The request:
Pull out every line containing the string "LENS".

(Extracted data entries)

===============

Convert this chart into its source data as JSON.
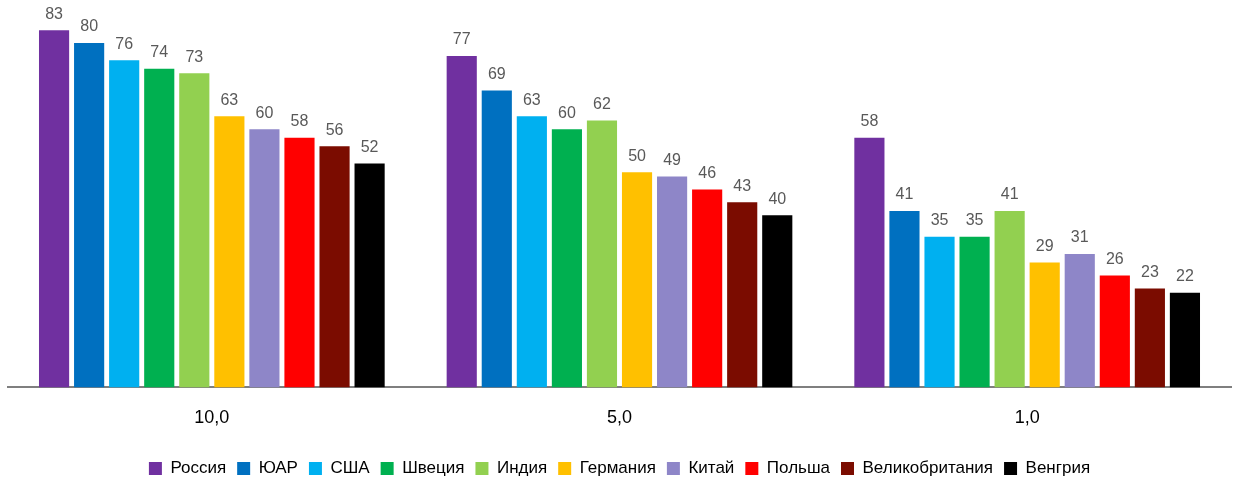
{
  "chart_data": {
    "type": "bar",
    "categories": [
      "10,0",
      "5,0",
      "1,0"
    ],
    "tick_labels": "x",
    "grid": false,
    "legend": "bottom",
    "data_labels": true,
    "series": [
      {
        "name": "Россия",
        "color": "#7030a0",
        "values": [
          83,
          77,
          58
        ]
      },
      {
        "name": "ЮАР",
        "color": "#0070c0",
        "values": [
          80,
          69,
          41
        ]
      },
      {
        "name": "США",
        "color": "#00b0f0",
        "values": [
          76,
          63,
          35
        ]
      },
      {
        "name": "Швеция",
        "color": "#00b050",
        "values": [
          74,
          60,
          35
        ]
      },
      {
        "name": "Индия",
        "color": "#92d050",
        "values": [
          73,
          62,
          41
        ]
      },
      {
        "name": "Германия",
        "color": "#ffc000",
        "values": [
          63,
          50,
          29
        ]
      },
      {
        "name": "Китай",
        "color": "#8e86c8",
        "values": [
          60,
          49,
          31
        ]
      },
      {
        "name": "Польша",
        "color": "#ff0000",
        "values": [
          58,
          46,
          26
        ]
      },
      {
        "name": "Великобритания",
        "color": "#7b0c00",
        "values": [
          56,
          43,
          23
        ]
      },
      {
        "name": "Венгрия",
        "color": "#000000",
        "values": [
          52,
          40,
          22
        ]
      }
    ]
  }
}
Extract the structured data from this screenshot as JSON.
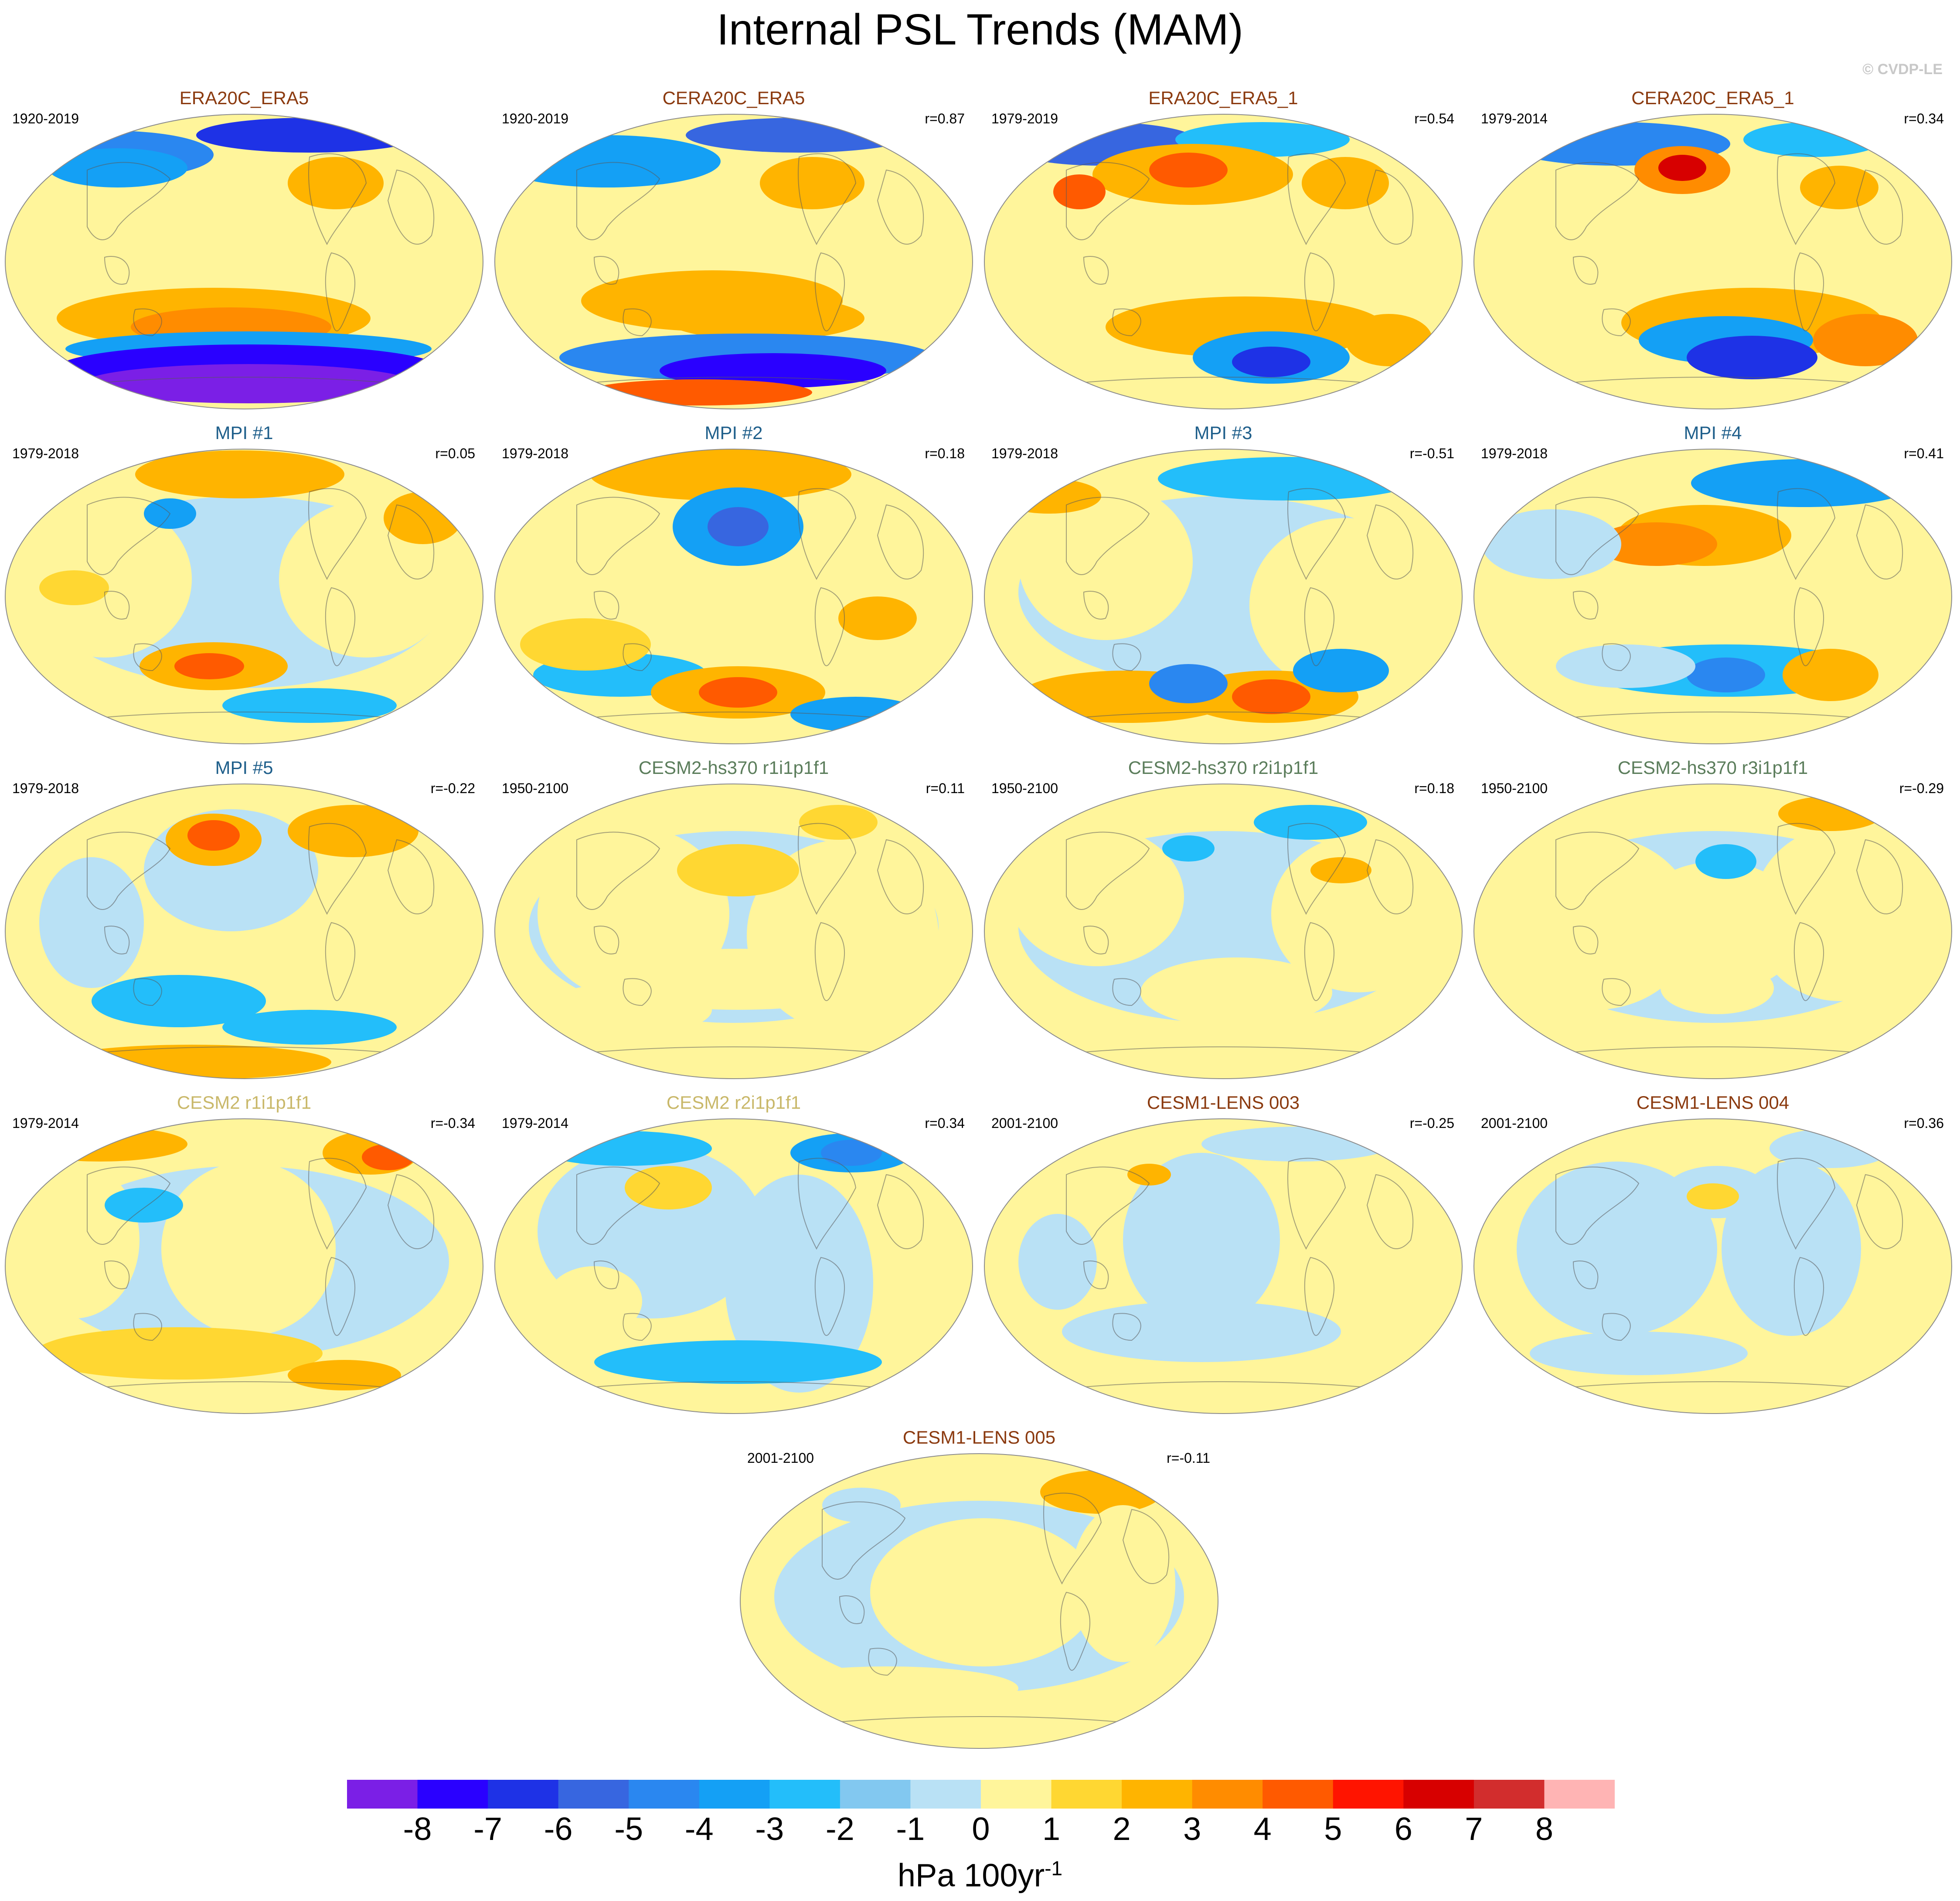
{
  "title": "Internal PSL Trends (MAM)",
  "credit": "© CVDP-LE",
  "colorbar": {
    "colors": [
      "#7b1fe6",
      "#2a00ff",
      "#1e32e6",
      "#3766e0",
      "#2a87f0",
      "#14a0f5",
      "#23befa",
      "#82c8f0",
      "#b9e1f5",
      "#fff59b",
      "#ffd732",
      "#ffb400",
      "#ff8c00",
      "#ff5a00",
      "#ff1400",
      "#d70000",
      "#d22d2d",
      "#ffb4b4"
    ],
    "ticks": [
      "-8",
      "-7",
      "-6",
      "-5",
      "-4",
      "-3",
      "-2",
      "-1",
      "0",
      "1",
      "2",
      "3",
      "4",
      "5",
      "6",
      "7",
      "8"
    ],
    "units_base": "hPa 100yr",
    "units_exp": "-1"
  },
  "panels": [
    {
      "title": "ERA20C_ERA5",
      "period": "1920-2019",
      "corr": "",
      "title_color": "#8b3a0f",
      "style": "era20c"
    },
    {
      "title": "CERA20C_ERA5",
      "period": "1920-2019",
      "corr": "r=0.87",
      "title_color": "#8b3a0f",
      "style": "cera20c"
    },
    {
      "title": "ERA20C_ERA5_1",
      "period": "1979-2019",
      "corr": "r=0.54",
      "title_color": "#8b3a0f",
      "style": "era5a"
    },
    {
      "title": "CERA20C_ERA5_1",
      "period": "1979-2014",
      "corr": "r=0.34",
      "title_color": "#8b3a0f",
      "style": "era5b"
    },
    {
      "title": "MPI #1",
      "period": "1979-2018",
      "corr": "r=0.05",
      "title_color": "#1f5f8b",
      "style": "mpi1"
    },
    {
      "title": "MPI #2",
      "period": "1979-2018",
      "corr": "r=0.18",
      "title_color": "#1f5f8b",
      "style": "mpi2"
    },
    {
      "title": "MPI #3",
      "period": "1979-2018",
      "corr": "r=-0.51",
      "title_color": "#1f5f8b",
      "style": "mpi3"
    },
    {
      "title": "MPI #4",
      "period": "1979-2018",
      "corr": "r=0.41",
      "title_color": "#1f5f8b",
      "style": "mpi4"
    },
    {
      "title": "MPI #5",
      "period": "1979-2018",
      "corr": "r=-0.22",
      "title_color": "#1f5f8b",
      "style": "mpi5"
    },
    {
      "title": "CESM2-hs370 r1i1p1f1",
      "period": "1950-2100",
      "corr": "r=0.11",
      "title_color": "#5b7d5b",
      "style": "hs1"
    },
    {
      "title": "CESM2-hs370 r2i1p1f1",
      "period": "1950-2100",
      "corr": "r=0.18",
      "title_color": "#5b7d5b",
      "style": "hs2"
    },
    {
      "title": "CESM2-hs370 r3i1p1f1",
      "period": "1950-2100",
      "corr": "r=-0.29",
      "title_color": "#5b7d5b",
      "style": "hs3"
    },
    {
      "title": "CESM2 r1i1p1f1",
      "period": "1979-2014",
      "corr": "r=-0.34",
      "title_color": "#c9b86a",
      "style": "c2a"
    },
    {
      "title": "CESM2 r2i1p1f1",
      "period": "1979-2014",
      "corr": "r=0.34",
      "title_color": "#c9b86a",
      "style": "c2b"
    },
    {
      "title": "CESM1-LENS 003",
      "period": "2001-2100",
      "corr": "r=-0.25",
      "title_color": "#8b3a0f",
      "style": "l3"
    },
    {
      "title": "CESM1-LENS 004",
      "period": "2001-2100",
      "corr": "r=0.36",
      "title_color": "#8b3a0f",
      "style": "l4"
    },
    {
      "title": "CESM1-LENS 005",
      "period": "2001-2100",
      "corr": "r=-0.11",
      "title_color": "#8b3a0f",
      "style": "l5"
    }
  ]
}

===============

The output:
      "title": "CESM1-LENS 003",
      "title": "CESM1-LENS 004",
      "title": "CESM1-LENS 005",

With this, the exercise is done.